- [ENTRIES SUPPLIED]
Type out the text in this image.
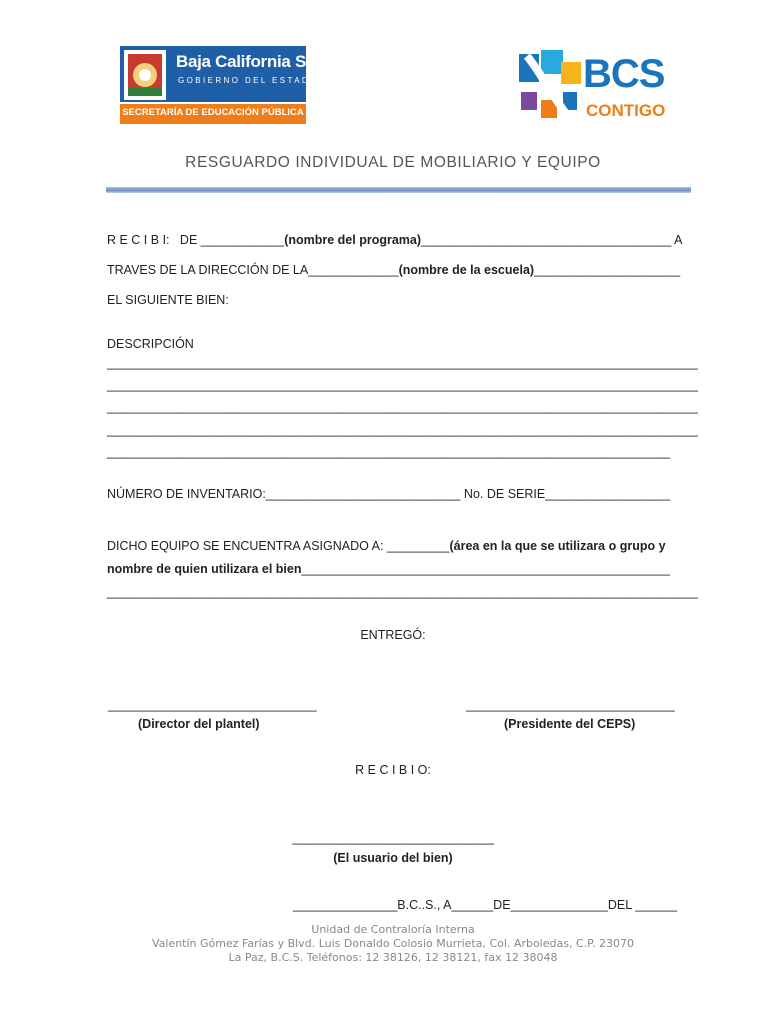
Baja California Sur
GOBIERNO DEL ESTADO
SECRETARÍA DE EDUCACIÓN PÚBLICA
BCS
CONTIGO
RESGUARDO INDIVIDUAL DE MOBILIARIO Y EQUIPO
R E C I B I:   DE ____________(nombre del programa)____________________________________ A
TRAVES DE LA DIRECCIÓN DE LA_____________(nombre de la escuela)_____________________
EL SIGUIENTE BIEN:
DESCRIPCIÓN
_____________________________________________________________________________________
_____________________________________________________________________________________
_____________________________________________________________________________________
_____________________________________________________________________________________
_________________________________________________________________________________
NÚMERO DE INVENTARIO:____________________________ No. DE SERIE__________________
DICHO EQUIPO SE ENCUENTRA ASIGNADO A: _________(área en la que se utilizara o grupo y
nombre de quien utilizara el bien_____________________________________________________
_____________________________________________________________________________________
ENTREGÓ:
______________________________	______________________________
(Director del plantel)	(Presidente del CEPS)
R E C I B I O:
_____________________________
(El usuario del bien)
_______________B.C..S., A______DE______________DEL ______
Unidad de Contraloría Interna
Valentín Gómez Farías y Blvd. Luis Donaldo Colosio Murrieta, Col. Arboledas, C.P. 23070
La Paz, B.C.S. Teléfonos: 12 38126, 12 38121, fax 12 38048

- [GOAL]
In the listing, find each line with the string "EQUIPO" and copy it.

- [EXERCISE RESULT]
RESGUARDO INDIVIDUAL DE MOBILIARIO Y EQUIPO
DICHO EQUIPO SE ENCUENTRA ASIGNADO A: _________(área en la que se utilizara o grupo y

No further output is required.